Given instruction:
What follows is a set of records; restate each one word for word and drop the pictures.

Stored data entries:

------------------------------------------------------------------------

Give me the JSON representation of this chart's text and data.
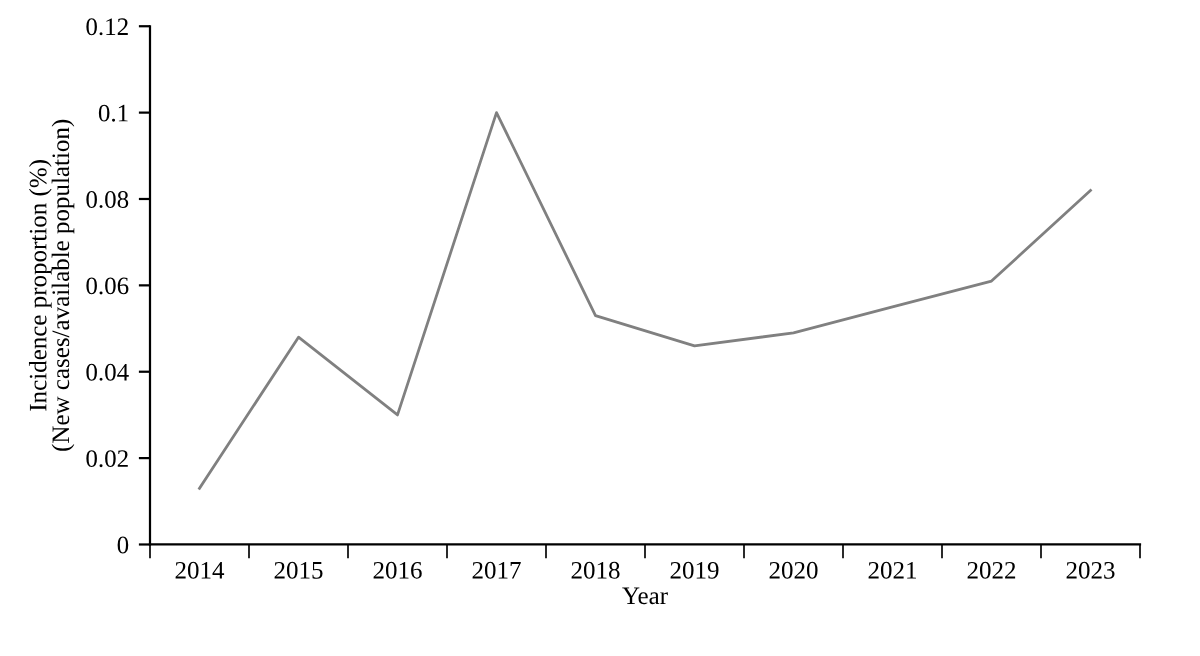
{
  "chart_data": {
    "type": "line",
    "xlabel": "Year",
    "ylabel": "Incidence proportion (%)\n(New cases/available population)",
    "categories": [
      "2014",
      "2015",
      "2016",
      "2017",
      "2018",
      "2019",
      "2020",
      "2021",
      "2022",
      "2023"
    ],
    "series": [
      {
        "color": "#808080",
        "values": [
          0.013,
          0.048,
          0.03,
          0.1,
          0.053,
          0.046,
          0.049,
          0.055,
          0.061,
          0.082
        ]
      }
    ],
    "ylim": [
      0,
      0.12
    ],
    "yticks": [
      {
        "value": 0,
        "label": "0"
      },
      {
        "value": 0.02,
        "label": "0.02"
      },
      {
        "value": 0.04,
        "label": "0.04"
      },
      {
        "value": 0.06,
        "label": "0.06"
      },
      {
        "value": 0.08,
        "label": "0.08"
      },
      {
        "value": 0.1,
        "label": "0.1"
      },
      {
        "value": 0.12,
        "label": "0.12"
      }
    ],
    "grid": false,
    "legend": false,
    "marker": "none",
    "line_style": "solid"
  }
}
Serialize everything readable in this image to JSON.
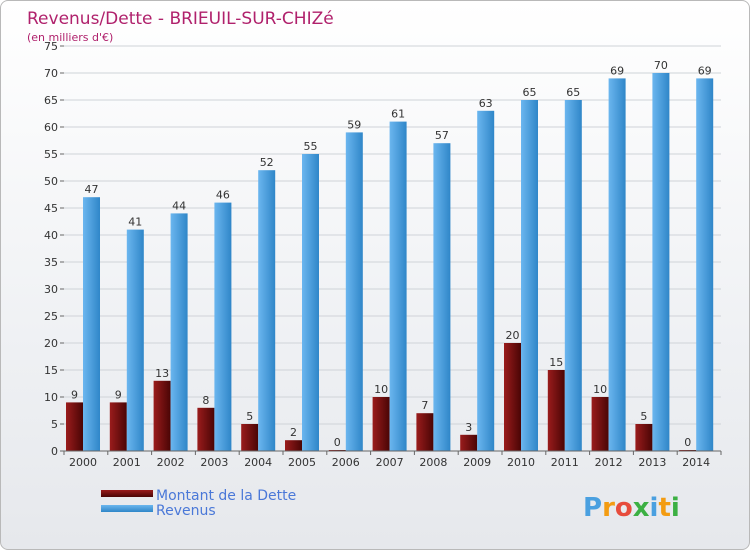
{
  "chart_data": {
    "type": "bar",
    "title": "Revenus/Dette - BRIEUIL-SUR-CHIZé",
    "subtitle": "(en milliers d'€)",
    "categories": [
      "2000",
      "2001",
      "2002",
      "2003",
      "2004",
      "2005",
      "2006",
      "2007",
      "2008",
      "2009",
      "2010",
      "2011",
      "2012",
      "2013",
      "2014"
    ],
    "series": [
      {
        "name": "Montant de la Dette",
        "color": "#7a1010",
        "values": [
          9,
          9,
          13,
          8,
          5,
          2,
          0,
          10,
          7,
          3,
          20,
          15,
          10,
          5,
          0
        ]
      },
      {
        "name": "Revenus",
        "color": "#4aa0e0",
        "values": [
          47,
          41,
          44,
          46,
          52,
          55,
          59,
          61,
          57,
          63,
          65,
          65,
          69,
          70,
          69
        ]
      }
    ],
    "ylim": [
      0,
      75
    ],
    "yticks": [
      0,
      5,
      10,
      15,
      20,
      25,
      30,
      35,
      40,
      45,
      50,
      55,
      60,
      65,
      70,
      75
    ],
    "xlabel": "",
    "ylabel": "",
    "grid": true,
    "legend": "bottom-left"
  },
  "logo": {
    "letters": [
      "P",
      "r",
      "o",
      "x",
      "i",
      "t",
      "i"
    ],
    "colors": [
      "#4aa0e0",
      "#f39c12",
      "#e74c3c",
      "#3cb043",
      "#4aa0e0",
      "#f39c12",
      "#3cb043"
    ]
  }
}
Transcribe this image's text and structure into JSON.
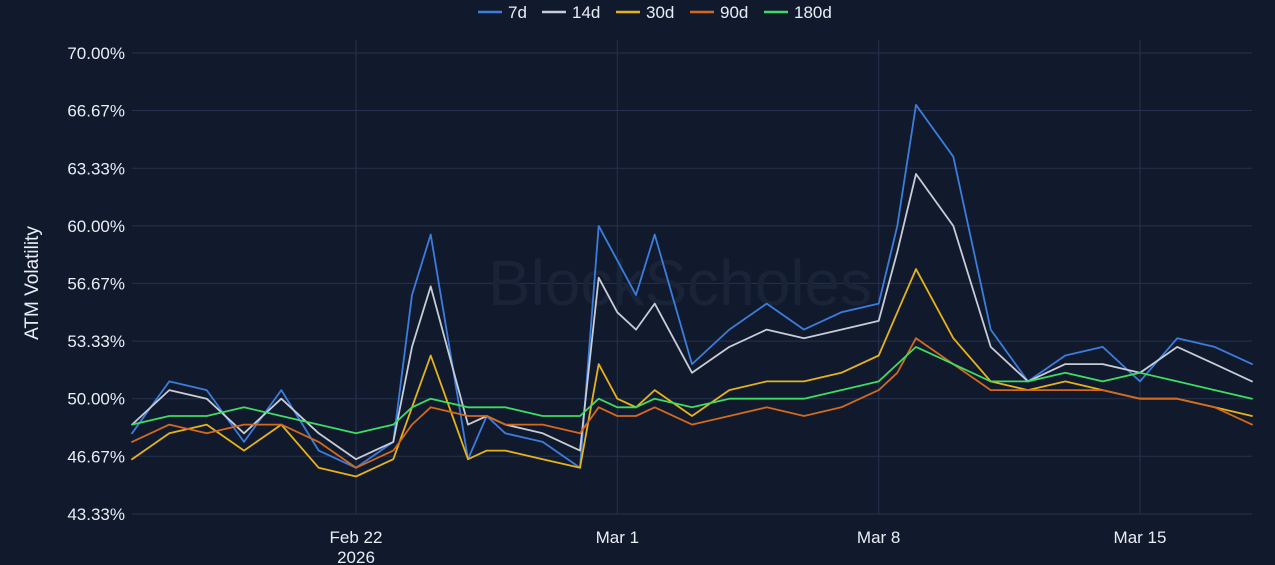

------------------------------------------------------------------------

Answer to the exercise:
Give me the JSON representation of this chart's text and data.
{
  "chart_data": {
    "type": "line",
    "xlabel": "Year",
    "ylabel": "Incidence proportion (%)\n(New cases/available population)",
    "categories": [
      "2014",
      "2015",
      "2016",
      "2017",
      "2018",
      "2019",
      "2020",
      "2021",
      "2022",
      "2023"
    ],
    "series": [
      {
        "color": "#808080",
        "values": [
          0.013,
          0.048,
          0.03,
          0.1,
          0.053,
          0.046,
          0.049,
          0.055,
          0.061,
          0.082
        ]
      }
    ],
    "ylim": [
      0,
      0.12
    ],
    "yticks": [
      {
        "value": 0,
        "label": "0"
      },
      {
        "value": 0.02,
        "label": "0.02"
      },
      {
        "value": 0.04,
        "label": "0.04"
      },
      {
        "value": 0.06,
        "label": "0.06"
      },
      {
        "value": 0.08,
        "label": "0.08"
      },
      {
        "value": 0.1,
        "label": "0.1"
      },
      {
        "value": 0.12,
        "label": "0.12"
      }
    ],
    "grid": false,
    "legend": false,
    "marker": "none",
    "line_style": "solid"
  }
}
Serialize everything readable in this image to JSON.
{
  "chart_data": {
    "type": "bar",
    "title": "Revenus/Dette - BRIEUIL-SUR-CHIZé",
    "subtitle": "(en milliers d'€)",
    "categories": [
      "2000",
      "2001",
      "2002",
      "2003",
      "2004",
      "2005",
      "2006",
      "2007",
      "2008",
      "2009",
      "2010",
      "2011",
      "2012",
      "2013",
      "2014"
    ],
    "series": [
      {
        "name": "Montant de la Dette",
        "color": "#7a1010",
        "values": [
          9,
          9,
          13,
          8,
          5,
          2,
          0,
          10,
          7,
          3,
          20,
          15,
          10,
          5,
          0
        ]
      },
      {
        "name": "Revenus",
        "color": "#4aa0e0",
        "values": [
          47,
          41,
          44,
          46,
          52,
          55,
          59,
          61,
          57,
          63,
          65,
          65,
          69,
          70,
          69
        ]
      }
    ],
    "ylim": [
      0,
      75
    ],
    "yticks": [
      0,
      5,
      10,
      15,
      20,
      25,
      30,
      35,
      40,
      45,
      50,
      55,
      60,
      65,
      70,
      75
    ],
    "xlabel": "",
    "ylabel": "",
    "grid": true,
    "legend": "bottom-left"
  },
  "logo": {
    "letters": [
      "P",
      "r",
      "o",
      "x",
      "i",
      "t",
      "i"
    ],
    "colors": [
      "#4aa0e0",
      "#f39c12",
      "#e74c3c",
      "#3cb043",
      "#4aa0e0",
      "#f39c12",
      "#3cb043"
    ]
  }
}
Transcribe this image's text and structure into JSON.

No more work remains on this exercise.